PROVIDED TEXT:
--------------------------------------------------

I am going to go straight to critiquing this story. Spoilers of first seven chapters in review below.

First of all, there is an inconsistency in MC between chapter 1 & 2. In chapter one, he sticks it to the all the bureaucrat and all the rest of the "dumb" humanity by being the very first to come up with a simple plot to get forcebly martialed by the Digital judicial court as it lead him to being digitized. In the second chapter, there is a twist in his personality (or shall I say intelligence). After being subjected to some mind-bending physics, he becomes an child that needs to be led by his finger and shown the ropes even though he has played mmos in his previous life on which this world is designed. So he shows up in a village, starts performing magic in the middle of the village square. For this, he has to apolagize to the elder, and without any further thought or tact, he lays bare everything (reveals his status widow) to this guy. So our MC ends up becoming the village idiot who gets escorted around and berated by a little kid. In a small moment of frustration (he is told his fireball is dumb) our MC snaps like a dumb goof revealing he is not even from this world, and he can make magic out of thin air. It frustrates me to no end that our MC couldnt think of a simple plan to blend in with the village and exercise his magic in private; he literally can make any magic spell himself. But, I suppose MC just wanted to be upfront god, and to merely go on grand adventures by keeping everything simple. Personally, I had to drop that story then and there

The idea of the game system (digital world) itself is just beyond me. Some how inside the game he is suppose to get ultra smart so that he can be initiated into Digital community, whom have conquered the universe (or multiverse), by throwing around fireballs and killing fantasy creatures. He doesn't even have to understand the theory behind a fireball, all he has to do is "imagine" it.

--------------------------------------------------

Resume the story review from the point where it stops. The entries that come next aren't needed for anything here.

Layout element entries:
--------------------------------------------------

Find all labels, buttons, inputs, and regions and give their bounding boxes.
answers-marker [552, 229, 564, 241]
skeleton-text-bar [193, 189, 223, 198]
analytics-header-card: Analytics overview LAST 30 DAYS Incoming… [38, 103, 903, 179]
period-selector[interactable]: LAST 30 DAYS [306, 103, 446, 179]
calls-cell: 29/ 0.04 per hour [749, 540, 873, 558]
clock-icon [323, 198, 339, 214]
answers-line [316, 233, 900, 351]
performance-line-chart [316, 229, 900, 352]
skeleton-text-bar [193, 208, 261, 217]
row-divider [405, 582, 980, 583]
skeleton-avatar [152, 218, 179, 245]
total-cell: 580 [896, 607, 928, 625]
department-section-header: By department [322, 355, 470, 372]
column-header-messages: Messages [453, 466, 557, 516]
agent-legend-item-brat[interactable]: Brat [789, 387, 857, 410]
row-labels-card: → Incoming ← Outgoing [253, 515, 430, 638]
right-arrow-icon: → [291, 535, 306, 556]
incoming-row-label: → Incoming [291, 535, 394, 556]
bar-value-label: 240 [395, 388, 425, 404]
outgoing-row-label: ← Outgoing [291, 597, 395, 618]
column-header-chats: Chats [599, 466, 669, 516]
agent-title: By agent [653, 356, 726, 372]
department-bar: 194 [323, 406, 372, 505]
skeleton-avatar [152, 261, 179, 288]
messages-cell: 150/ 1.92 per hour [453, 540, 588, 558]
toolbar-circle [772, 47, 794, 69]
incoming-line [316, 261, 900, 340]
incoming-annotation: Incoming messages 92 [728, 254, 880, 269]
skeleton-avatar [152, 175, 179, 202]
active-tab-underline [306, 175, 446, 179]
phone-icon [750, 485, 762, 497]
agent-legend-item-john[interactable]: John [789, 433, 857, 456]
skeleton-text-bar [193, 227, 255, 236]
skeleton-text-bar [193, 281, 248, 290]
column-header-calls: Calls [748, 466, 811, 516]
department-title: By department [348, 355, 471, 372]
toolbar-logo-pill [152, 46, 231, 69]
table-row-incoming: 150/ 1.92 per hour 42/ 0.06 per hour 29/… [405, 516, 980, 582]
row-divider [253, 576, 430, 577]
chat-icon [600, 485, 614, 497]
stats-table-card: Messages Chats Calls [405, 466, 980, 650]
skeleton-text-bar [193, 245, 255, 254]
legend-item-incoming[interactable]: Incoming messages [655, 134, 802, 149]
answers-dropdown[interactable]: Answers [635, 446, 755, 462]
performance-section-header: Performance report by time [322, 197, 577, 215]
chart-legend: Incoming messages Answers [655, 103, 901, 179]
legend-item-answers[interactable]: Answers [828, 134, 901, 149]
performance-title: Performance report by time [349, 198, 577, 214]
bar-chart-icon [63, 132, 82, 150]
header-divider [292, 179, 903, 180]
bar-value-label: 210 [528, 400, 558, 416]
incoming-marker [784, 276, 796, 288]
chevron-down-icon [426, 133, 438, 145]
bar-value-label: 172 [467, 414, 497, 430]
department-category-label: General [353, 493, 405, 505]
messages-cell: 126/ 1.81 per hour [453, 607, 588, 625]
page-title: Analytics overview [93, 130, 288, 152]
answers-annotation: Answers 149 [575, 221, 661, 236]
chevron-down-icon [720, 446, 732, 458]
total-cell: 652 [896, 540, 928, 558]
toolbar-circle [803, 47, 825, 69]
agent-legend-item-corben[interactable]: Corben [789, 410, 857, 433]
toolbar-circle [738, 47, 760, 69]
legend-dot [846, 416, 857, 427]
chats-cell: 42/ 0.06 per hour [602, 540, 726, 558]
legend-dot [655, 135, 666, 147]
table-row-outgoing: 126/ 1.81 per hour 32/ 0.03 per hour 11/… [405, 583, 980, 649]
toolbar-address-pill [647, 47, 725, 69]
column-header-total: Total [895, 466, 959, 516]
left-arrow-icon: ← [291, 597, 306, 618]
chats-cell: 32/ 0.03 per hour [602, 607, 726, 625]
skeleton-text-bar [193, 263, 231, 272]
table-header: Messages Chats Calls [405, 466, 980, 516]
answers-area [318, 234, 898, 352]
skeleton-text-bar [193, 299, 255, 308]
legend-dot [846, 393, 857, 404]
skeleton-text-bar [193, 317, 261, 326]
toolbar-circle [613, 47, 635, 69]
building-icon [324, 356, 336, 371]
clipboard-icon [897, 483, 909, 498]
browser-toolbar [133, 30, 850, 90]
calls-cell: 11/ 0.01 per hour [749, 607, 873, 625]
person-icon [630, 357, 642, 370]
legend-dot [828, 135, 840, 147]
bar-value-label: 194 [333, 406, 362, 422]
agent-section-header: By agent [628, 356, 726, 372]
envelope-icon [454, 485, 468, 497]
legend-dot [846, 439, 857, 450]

--------------------------------------------------

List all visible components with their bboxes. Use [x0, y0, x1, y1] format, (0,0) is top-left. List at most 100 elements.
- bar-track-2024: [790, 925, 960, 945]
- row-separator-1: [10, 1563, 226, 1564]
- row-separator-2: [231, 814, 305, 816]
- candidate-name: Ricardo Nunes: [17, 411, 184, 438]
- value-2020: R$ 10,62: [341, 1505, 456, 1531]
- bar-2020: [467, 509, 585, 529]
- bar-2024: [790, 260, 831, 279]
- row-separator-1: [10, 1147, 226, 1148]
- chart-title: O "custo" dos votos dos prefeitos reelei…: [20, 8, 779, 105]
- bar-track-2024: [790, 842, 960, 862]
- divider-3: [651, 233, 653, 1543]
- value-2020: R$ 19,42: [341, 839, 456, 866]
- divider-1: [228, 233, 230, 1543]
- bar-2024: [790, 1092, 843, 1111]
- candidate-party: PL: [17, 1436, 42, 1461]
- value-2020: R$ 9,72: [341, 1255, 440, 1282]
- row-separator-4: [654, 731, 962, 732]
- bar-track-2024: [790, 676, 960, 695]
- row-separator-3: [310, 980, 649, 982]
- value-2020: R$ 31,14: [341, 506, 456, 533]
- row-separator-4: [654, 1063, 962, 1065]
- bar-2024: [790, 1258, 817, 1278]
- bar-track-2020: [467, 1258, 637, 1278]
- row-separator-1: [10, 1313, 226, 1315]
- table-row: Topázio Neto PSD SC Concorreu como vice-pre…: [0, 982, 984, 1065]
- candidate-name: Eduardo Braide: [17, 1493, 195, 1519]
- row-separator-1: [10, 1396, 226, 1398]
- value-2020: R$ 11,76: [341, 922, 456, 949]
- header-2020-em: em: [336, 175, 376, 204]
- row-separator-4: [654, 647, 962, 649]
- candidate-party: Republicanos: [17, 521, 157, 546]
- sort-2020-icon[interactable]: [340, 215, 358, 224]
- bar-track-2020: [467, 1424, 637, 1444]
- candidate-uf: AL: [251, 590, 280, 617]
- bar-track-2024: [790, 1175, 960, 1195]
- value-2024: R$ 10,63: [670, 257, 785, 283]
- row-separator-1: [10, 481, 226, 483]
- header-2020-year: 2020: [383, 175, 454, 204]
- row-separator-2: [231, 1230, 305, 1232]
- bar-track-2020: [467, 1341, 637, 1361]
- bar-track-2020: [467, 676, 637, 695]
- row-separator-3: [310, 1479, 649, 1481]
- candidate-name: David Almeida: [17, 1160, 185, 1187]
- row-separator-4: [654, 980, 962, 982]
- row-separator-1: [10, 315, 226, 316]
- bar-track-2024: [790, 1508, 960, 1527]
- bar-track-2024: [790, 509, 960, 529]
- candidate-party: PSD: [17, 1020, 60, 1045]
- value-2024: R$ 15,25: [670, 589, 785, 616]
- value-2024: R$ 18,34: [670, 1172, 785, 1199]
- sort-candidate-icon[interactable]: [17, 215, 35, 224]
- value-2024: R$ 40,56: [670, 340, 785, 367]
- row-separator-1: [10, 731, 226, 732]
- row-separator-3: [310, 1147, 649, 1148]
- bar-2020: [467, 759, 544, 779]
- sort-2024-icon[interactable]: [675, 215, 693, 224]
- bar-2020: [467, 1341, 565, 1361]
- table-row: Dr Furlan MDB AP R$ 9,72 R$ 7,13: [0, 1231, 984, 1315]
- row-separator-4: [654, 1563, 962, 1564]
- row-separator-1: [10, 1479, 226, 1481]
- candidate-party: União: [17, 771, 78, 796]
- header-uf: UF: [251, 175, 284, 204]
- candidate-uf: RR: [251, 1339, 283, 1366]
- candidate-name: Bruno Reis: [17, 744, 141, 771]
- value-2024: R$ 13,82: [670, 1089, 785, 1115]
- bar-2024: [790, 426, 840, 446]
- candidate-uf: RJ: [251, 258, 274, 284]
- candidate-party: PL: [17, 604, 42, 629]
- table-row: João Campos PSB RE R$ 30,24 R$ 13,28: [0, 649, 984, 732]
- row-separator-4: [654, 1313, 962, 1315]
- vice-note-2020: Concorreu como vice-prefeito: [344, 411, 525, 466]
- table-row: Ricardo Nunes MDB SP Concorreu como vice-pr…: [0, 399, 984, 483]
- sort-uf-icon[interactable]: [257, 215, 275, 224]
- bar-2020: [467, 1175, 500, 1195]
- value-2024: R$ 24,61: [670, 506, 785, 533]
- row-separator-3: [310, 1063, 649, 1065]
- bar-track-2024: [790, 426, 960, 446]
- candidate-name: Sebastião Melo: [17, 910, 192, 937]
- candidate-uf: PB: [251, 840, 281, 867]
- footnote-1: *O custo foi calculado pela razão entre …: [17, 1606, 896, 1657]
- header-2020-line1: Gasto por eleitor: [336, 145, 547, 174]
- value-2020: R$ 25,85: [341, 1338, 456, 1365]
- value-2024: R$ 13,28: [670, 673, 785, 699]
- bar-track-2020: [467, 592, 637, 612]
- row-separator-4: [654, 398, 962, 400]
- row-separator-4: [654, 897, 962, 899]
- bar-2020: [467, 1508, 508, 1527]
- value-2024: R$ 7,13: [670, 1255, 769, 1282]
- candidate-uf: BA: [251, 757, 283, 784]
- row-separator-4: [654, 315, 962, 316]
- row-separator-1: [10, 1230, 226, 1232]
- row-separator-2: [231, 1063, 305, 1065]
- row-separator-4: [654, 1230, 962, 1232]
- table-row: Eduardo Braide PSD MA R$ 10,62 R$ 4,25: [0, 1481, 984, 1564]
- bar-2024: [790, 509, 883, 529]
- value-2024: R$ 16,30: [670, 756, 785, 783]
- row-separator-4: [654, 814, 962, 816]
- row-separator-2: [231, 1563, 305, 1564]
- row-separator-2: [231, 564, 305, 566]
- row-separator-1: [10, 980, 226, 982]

--------------------------------------------------

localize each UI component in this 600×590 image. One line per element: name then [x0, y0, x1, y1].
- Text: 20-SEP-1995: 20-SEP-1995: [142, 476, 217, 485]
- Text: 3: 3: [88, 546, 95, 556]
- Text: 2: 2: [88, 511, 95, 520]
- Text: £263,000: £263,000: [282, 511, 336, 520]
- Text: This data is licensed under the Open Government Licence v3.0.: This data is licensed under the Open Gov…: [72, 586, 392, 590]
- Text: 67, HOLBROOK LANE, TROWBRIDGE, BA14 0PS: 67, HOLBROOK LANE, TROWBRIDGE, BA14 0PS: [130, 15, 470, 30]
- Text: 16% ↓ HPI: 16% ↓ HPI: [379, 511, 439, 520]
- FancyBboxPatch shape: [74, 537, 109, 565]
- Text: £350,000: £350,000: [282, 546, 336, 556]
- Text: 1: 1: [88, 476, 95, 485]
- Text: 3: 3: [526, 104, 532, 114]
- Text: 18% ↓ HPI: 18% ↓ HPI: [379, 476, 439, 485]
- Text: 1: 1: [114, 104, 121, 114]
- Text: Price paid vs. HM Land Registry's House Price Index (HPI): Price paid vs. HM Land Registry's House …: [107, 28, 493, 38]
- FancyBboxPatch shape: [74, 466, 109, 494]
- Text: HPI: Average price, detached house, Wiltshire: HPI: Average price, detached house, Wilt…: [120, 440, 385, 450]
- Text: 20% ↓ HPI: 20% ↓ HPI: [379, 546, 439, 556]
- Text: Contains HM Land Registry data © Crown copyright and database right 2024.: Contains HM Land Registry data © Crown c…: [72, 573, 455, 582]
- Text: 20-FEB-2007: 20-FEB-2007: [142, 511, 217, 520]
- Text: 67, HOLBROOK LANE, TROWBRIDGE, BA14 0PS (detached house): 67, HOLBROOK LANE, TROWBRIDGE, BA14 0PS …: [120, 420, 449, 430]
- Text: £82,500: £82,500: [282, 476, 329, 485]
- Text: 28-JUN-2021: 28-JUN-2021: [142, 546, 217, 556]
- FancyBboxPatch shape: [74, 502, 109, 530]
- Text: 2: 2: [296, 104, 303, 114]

--------------------------------------------------

TASK RESULT:
More on Digitals. Apparently, the humans are still dumb, and can't even lift a finger against these machines. Anyway, these Digitals want to diversity their programs or the community in general, and yet they are simply waiting on human (who are like lab rats to them) consent to meddle in any way in their life. Mind you, these digitals can create worlds with a richer flora and fuana plus a deeper world history, in matter of relative earth seconds. Need I remind you, these machines are already everywhere in the multiverse. Furthermore, we are given no history of these Digital's origins or their advancements to the point where some people for some reason "deleted" the first AI, the successive war so on and so forth. Its just the first chapter and a little bit of the second where you meet them for a brief introduction, and off we are on adventures. 

Conclusion: the story is about a character life who is known to be a god-in-training (at least by people that matter) and his epic adventures to improve his mental capacity somehow by learning virtual magics and combat. The rest you can glean from the synopsis. There is going to be court politics, manipulation, and its going be a looong ride, if the rough estimate of seven hundred thousand years "experiential" to holds up. Not my cup of tea, but I hope you enjoy it.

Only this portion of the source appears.